_CHALLENGE_:
Among the lines below, list those containing the string "square".

Entries with figure data:
|---|

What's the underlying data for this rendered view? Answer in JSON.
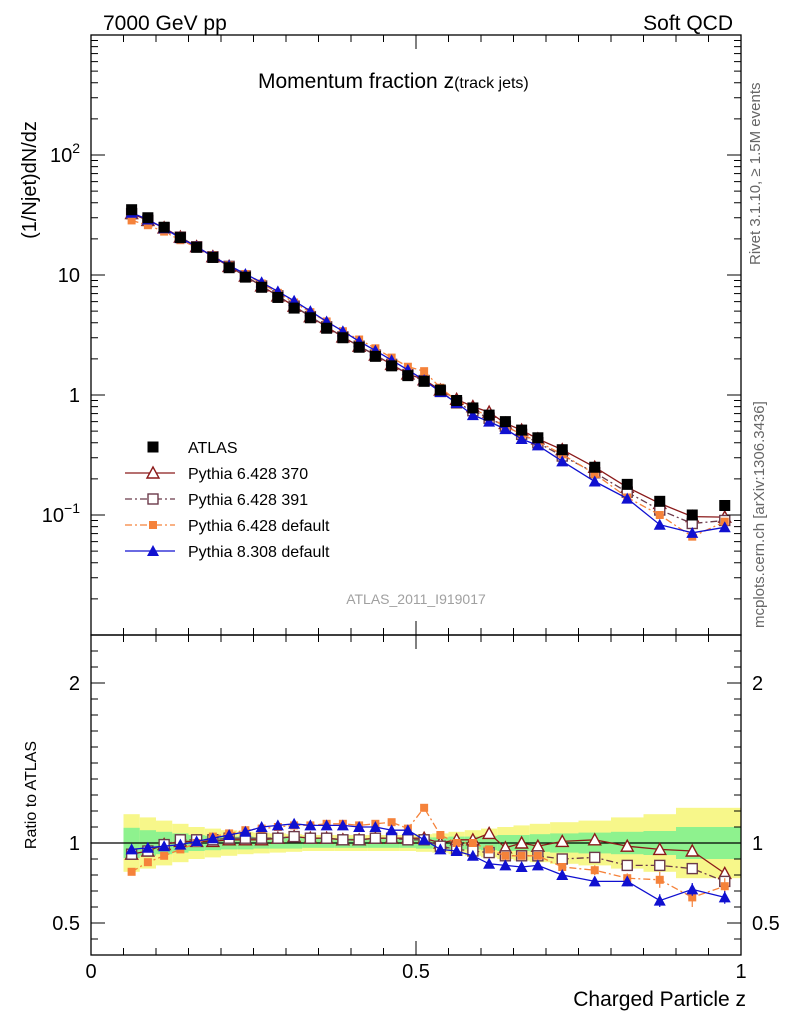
{
  "header": {
    "left": "7000 GeV pp",
    "right": "Soft QCD"
  },
  "side_text": {
    "rivet": "Rivet 3.1.10, ≥ 1.5M events",
    "mcplots": "mcplots.cern.ch [arXiv:1306.3436]"
  },
  "chart_data": [
    {
      "type": "scatter",
      "panel": "main",
      "title_main": "Momentum fraction z",
      "title_sub": "(track jets)",
      "ylabel": "(1/Njet)dN/dz",
      "analysis_id": "ATLAS_2011_I919017",
      "yscale": "log",
      "xlim": [
        0,
        1
      ],
      "ylim": [
        0.01,
        1000
      ],
      "yticks": [
        {
          "value": 0.1,
          "base": "10",
          "exp": "−1"
        },
        {
          "value": 1,
          "label": "1"
        },
        {
          "value": 10,
          "label": "10"
        },
        {
          "value": 100,
          "base": "10",
          "exp": "2"
        }
      ],
      "x": [
        0.0625,
        0.0875,
        0.1125,
        0.1375,
        0.1625,
        0.1875,
        0.2125,
        0.2375,
        0.2625,
        0.2875,
        0.3125,
        0.3375,
        0.3625,
        0.3875,
        0.4125,
        0.4375,
        0.4625,
        0.4875,
        0.5125,
        0.5375,
        0.5625,
        0.5875,
        0.6125,
        0.6375,
        0.6625,
        0.6875,
        0.725,
        0.775,
        0.825,
        0.875,
        0.925,
        0.975
      ],
      "series": [
        {
          "name": "ATLAS",
          "color": "#000000",
          "marker": "square-filled",
          "line": "none",
          "values": [
            35,
            30,
            25,
            20.5,
            17,
            14,
            11.5,
            9.6,
            7.9,
            6.5,
            5.3,
            4.4,
            3.6,
            3.0,
            2.5,
            2.1,
            1.75,
            1.45,
            1.3,
            1.1,
            0.9,
            0.78,
            0.68,
            0.6,
            0.51,
            0.44,
            0.35,
            0.25,
            0.18,
            0.13,
            0.1,
            0.12
          ]
        },
        {
          "name": "Pythia 6.428 370",
          "color": "#8b1a1a",
          "marker": "triangle-open",
          "line": "solid",
          "values": [
            32.5,
            28.5,
            24.7,
            20.7,
            17.2,
            14.2,
            11.8,
            9.8,
            8.1,
            6.7,
            5.5,
            4.5,
            3.7,
            3.05,
            2.55,
            2.15,
            1.8,
            1.5,
            1.34,
            1.1,
            0.92,
            0.8,
            0.72,
            0.58,
            0.51,
            0.43,
            0.35,
            0.25,
            0.17,
            0.125,
            0.097,
            0.096
          ]
        },
        {
          "name": "Pythia 6.428 391",
          "color": "#6b3a4a",
          "marker": "square-open",
          "line": "dashdot",
          "values": [
            32.5,
            28.5,
            24.7,
            20.7,
            17.2,
            14.2,
            11.8,
            9.8,
            8.1,
            6.7,
            5.5,
            4.5,
            3.7,
            3.05,
            2.55,
            2.15,
            1.8,
            1.48,
            1.32,
            1.07,
            0.86,
            0.74,
            0.64,
            0.55,
            0.47,
            0.4,
            0.31,
            0.225,
            0.155,
            0.11,
            0.085,
            0.09
          ]
        },
        {
          "name": "Pythia 6.428 default",
          "color": "#f5823a",
          "marker": "square-small",
          "line": "dashdot",
          "values": [
            28.5,
            26,
            23,
            19.5,
            17,
            14.5,
            12,
            10.2,
            8.5,
            7.1,
            5.9,
            4.9,
            4.1,
            3.4,
            2.9,
            2.45,
            2.05,
            1.72,
            1.58,
            1.15,
            0.9,
            0.78,
            0.65,
            0.55,
            0.47,
            0.41,
            0.32,
            0.22,
            0.14,
            0.1,
            0.066,
            0.088
          ]
        },
        {
          "name": "Pythia 8.308 default",
          "color": "#1010d0",
          "marker": "triangle-filled",
          "line": "solid",
          "values": [
            33,
            29,
            24.5,
            20.3,
            17.2,
            14.3,
            12,
            10.2,
            8.7,
            7.3,
            6.1,
            5.0,
            4.1,
            3.4,
            2.8,
            2.35,
            1.95,
            1.62,
            1.33,
            1.06,
            0.86,
            0.68,
            0.6,
            0.52,
            0.43,
            0.38,
            0.28,
            0.19,
            0.137,
            0.083,
            0.071,
            0.079
          ]
        }
      ],
      "legend": {
        "entries": [
          "ATLAS",
          "Pythia 6.428 370",
          "Pythia 6.428 391",
          "Pythia 6.428 default",
          "Pythia 8.308 default"
        ]
      }
    },
    {
      "type": "scatter",
      "panel": "ratio",
      "ylabel": "Ratio to ATLAS",
      "xlabel": "Charged Particle z",
      "xlim": [
        0,
        1
      ],
      "ylim": [
        0.3,
        2.3
      ],
      "xticks": [
        {
          "value": 0,
          "label": "0"
        },
        {
          "value": 0.5,
          "label": "0.5"
        },
        {
          "value": 1,
          "label": "1"
        }
      ],
      "yticks": [
        {
          "value": 0.5,
          "label": "0.5"
        },
        {
          "value": 1,
          "label": "1"
        },
        {
          "value": 2,
          "label": "2"
        }
      ],
      "band_colors": {
        "inner": "#8ef28e",
        "outer": "#f7f78a"
      },
      "band_inner": [
        0.095,
        0.08,
        0.07,
        0.06,
        0.05,
        0.045,
        0.04,
        0.04,
        0.035,
        0.035,
        0.035,
        0.03,
        0.03,
        0.03,
        0.03,
        0.03,
        0.03,
        0.03,
        0.035,
        0.035,
        0.04,
        0.04,
        0.045,
        0.05,
        0.05,
        0.055,
        0.06,
        0.065,
        0.07,
        0.075,
        0.1,
        0.1
      ],
      "band_outer": [
        0.18,
        0.16,
        0.14,
        0.12,
        0.1,
        0.09,
        0.08,
        0.07,
        0.065,
        0.06,
        0.055,
        0.05,
        0.05,
        0.05,
        0.05,
        0.05,
        0.05,
        0.05,
        0.055,
        0.06,
        0.07,
        0.08,
        0.09,
        0.1,
        0.11,
        0.12,
        0.13,
        0.14,
        0.16,
        0.18,
        0.22,
        0.22
      ],
      "series": [
        {
          "name": "Pythia 6.428 370",
          "color": "#8b1a1a",
          "values": [
            0.93,
            0.95,
            0.99,
            1.01,
            1.01,
            1.01,
            1.02,
            1.02,
            1.02,
            1.03,
            1.04,
            1.03,
            1.03,
            1.02,
            1.02,
            1.03,
            1.03,
            1.03,
            1.03,
            1.0,
            1.02,
            1.02,
            1.06,
            0.97,
            1.0,
            0.98,
            1.01,
            1.02,
            0.98,
            0.96,
            0.95,
            0.81
          ],
          "errors": [
            0.02,
            0.02,
            0.01,
            0.01,
            0.01,
            0.01,
            0.01,
            0.01,
            0.01,
            0.01,
            0.01,
            0.01,
            0.01,
            0.01,
            0.01,
            0.01,
            0.01,
            0.01,
            0.01,
            0.01,
            0.01,
            0.01,
            0.015,
            0.015,
            0.015,
            0.015,
            0.015,
            0.02,
            0.02,
            0.025,
            0.03,
            0.03
          ]
        },
        {
          "name": "Pythia 6.428 391",
          "color": "#6b3a4a",
          "values": [
            0.93,
            0.95,
            0.99,
            1.02,
            1.02,
            1.02,
            1.03,
            1.03,
            1.03,
            1.03,
            1.04,
            1.03,
            1.03,
            1.02,
            1.02,
            1.03,
            1.03,
            1.02,
            1.02,
            0.98,
            0.96,
            0.95,
            0.94,
            0.92,
            0.92,
            0.92,
            0.9,
            0.91,
            0.86,
            0.86,
            0.84,
            0.76
          ],
          "errors": [
            0.02,
            0.02,
            0.01,
            0.01,
            0.01,
            0.01,
            0.01,
            0.01,
            0.01,
            0.01,
            0.01,
            0.01,
            0.01,
            0.01,
            0.01,
            0.01,
            0.01,
            0.01,
            0.01,
            0.01,
            0.01,
            0.01,
            0.015,
            0.015,
            0.015,
            0.015,
            0.015,
            0.02,
            0.02,
            0.025,
            0.03,
            0.03
          ]
        },
        {
          "name": "Pythia 6.428 default",
          "color": "#f5823a",
          "values": [
            0.82,
            0.88,
            0.92,
            0.96,
            1.0,
            1.04,
            1.06,
            1.08,
            1.09,
            1.1,
            1.11,
            1.11,
            1.12,
            1.12,
            1.11,
            1.12,
            1.13,
            1.09,
            1.22,
            1.05,
            1.0,
            1.0,
            0.96,
            0.92,
            0.92,
            0.92,
            0.85,
            0.83,
            0.78,
            0.77,
            0.66,
            0.73
          ],
          "errors": [
            0.015,
            0.015,
            0.01,
            0.01,
            0.01,
            0.01,
            0.01,
            0.01,
            0.01,
            0.01,
            0.01,
            0.01,
            0.01,
            0.01,
            0.01,
            0.01,
            0.01,
            0.01,
            0.015,
            0.015,
            0.015,
            0.015,
            0.02,
            0.02,
            0.02,
            0.02,
            0.025,
            0.03,
            0.03,
            0.05,
            0.06,
            0.05
          ]
        },
        {
          "name": "Pythia 8.308 default",
          "color": "#1010d0",
          "values": [
            0.96,
            0.97,
            0.98,
            0.99,
            1.01,
            1.03,
            1.05,
            1.07,
            1.1,
            1.11,
            1.12,
            1.11,
            1.11,
            1.11,
            1.1,
            1.1,
            1.08,
            1.08,
            1.02,
            0.96,
            0.95,
            0.92,
            0.87,
            0.86,
            0.85,
            0.86,
            0.8,
            0.76,
            0.76,
            0.64,
            0.71,
            0.66
          ],
          "errors": [
            0.015,
            0.015,
            0.01,
            0.01,
            0.01,
            0.01,
            0.01,
            0.01,
            0.01,
            0.01,
            0.01,
            0.01,
            0.01,
            0.01,
            0.01,
            0.01,
            0.01,
            0.01,
            0.015,
            0.015,
            0.015,
            0.015,
            0.02,
            0.02,
            0.02,
            0.02,
            0.025,
            0.025,
            0.03,
            0.04,
            0.04,
            0.04
          ]
        }
      ]
    }
  ]
}
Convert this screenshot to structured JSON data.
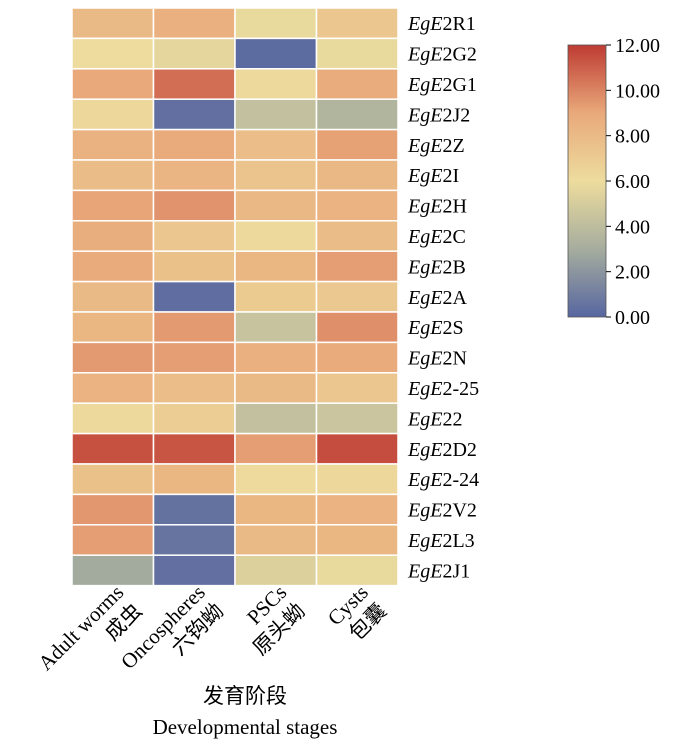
{
  "chart_data": {
    "type": "heatmap",
    "x": [
      "Adult worms",
      "Oncospheres",
      "PSCs",
      "Cysts"
    ],
    "x_cn": [
      "成虫",
      "六钩蚴",
      "原头蚴",
      "包囊"
    ],
    "xlabel_cn": "发育阶段",
    "xlabel": "Developmental stages",
    "rows": [
      {
        "prefix": "Eg",
        "gene": "E",
        "suffix": "2R1"
      },
      {
        "prefix": "Eg",
        "gene": "E",
        "suffix": "2G2"
      },
      {
        "prefix": "Eg",
        "gene": "E",
        "suffix": "2G1"
      },
      {
        "prefix": "Eg",
        "gene": "E",
        "suffix": "2J2"
      },
      {
        "prefix": "Eg",
        "gene": "E",
        "suffix": "2Z"
      },
      {
        "prefix": "Eg",
        "gene": "E",
        "suffix": "2I"
      },
      {
        "prefix": "Eg",
        "gene": "E",
        "suffix": "2H"
      },
      {
        "prefix": "Eg",
        "gene": "E",
        "suffix": "2C"
      },
      {
        "prefix": "Eg",
        "gene": "E",
        "suffix": "2B"
      },
      {
        "prefix": "Eg",
        "gene": "E",
        "suffix": "2A"
      },
      {
        "prefix": "Eg",
        "gene": "E",
        "suffix": "2S"
      },
      {
        "prefix": "Eg",
        "gene": "E",
        "suffix": "2N"
      },
      {
        "prefix": "Eg",
        "gene": "E",
        "suffix": "2-25"
      },
      {
        "prefix": "Eg",
        "gene": "E",
        "suffix": "22"
      },
      {
        "prefix": "Eg",
        "gene": "E",
        "suffix": "2D2"
      },
      {
        "prefix": "Eg",
        "gene": "E",
        "suffix": "2-24"
      },
      {
        "prefix": "Eg",
        "gene": "E",
        "suffix": "2V2"
      },
      {
        "prefix": "Eg",
        "gene": "E",
        "suffix": "2L3"
      },
      {
        "prefix": "Eg",
        "gene": "E",
        "suffix": "2J1"
      }
    ],
    "values": [
      [
        8.0,
        8.6,
        5.8,
        7.3
      ],
      [
        6.0,
        5.6,
        0.2,
        5.8
      ],
      [
        9.0,
        10.6,
        6.2,
        8.8
      ],
      [
        6.3,
        0.4,
        4.2,
        3.5
      ],
      [
        8.5,
        8.9,
        7.8,
        9.2
      ],
      [
        7.9,
        8.3,
        7.5,
        8.1
      ],
      [
        9.1,
        9.6,
        8.1,
        8.4
      ],
      [
        8.7,
        7.3,
        6.2,
        7.9
      ],
      [
        8.9,
        7.6,
        8.2,
        9.3
      ],
      [
        8.0,
        0.3,
        7.0,
        7.2
      ],
      [
        8.2,
        9.4,
        4.4,
        9.7
      ],
      [
        9.4,
        9.3,
        8.6,
        8.9
      ],
      [
        8.4,
        7.8,
        8.0,
        7.3
      ],
      [
        6.2,
        6.8,
        4.2,
        4.5
      ],
      [
        11.4,
        11.3,
        9.3,
        11.5
      ],
      [
        7.6,
        8.2,
        6.1,
        6.3
      ],
      [
        9.5,
        0.5,
        8.2,
        8.4
      ],
      [
        9.3,
        0.6,
        8.0,
        8.2
      ],
      [
        2.9,
        0.4,
        5.3,
        5.8
      ]
    ],
    "colorbar": {
      "min": 0,
      "max": 12,
      "ticks": [
        "0.00",
        "2.00",
        "4.00",
        "6.00",
        "8.00",
        "10.00",
        "12.00"
      ],
      "colors": [
        "#5766a0",
        "#a6ad9e",
        "#eddc9d",
        "#e9a97a",
        "#be3b33"
      ]
    }
  }
}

|---|

_OUTPUT FOR THIS TASK_:
          "marker": "square-filled",
          "marker": "square-open",
          "marker": "square-small",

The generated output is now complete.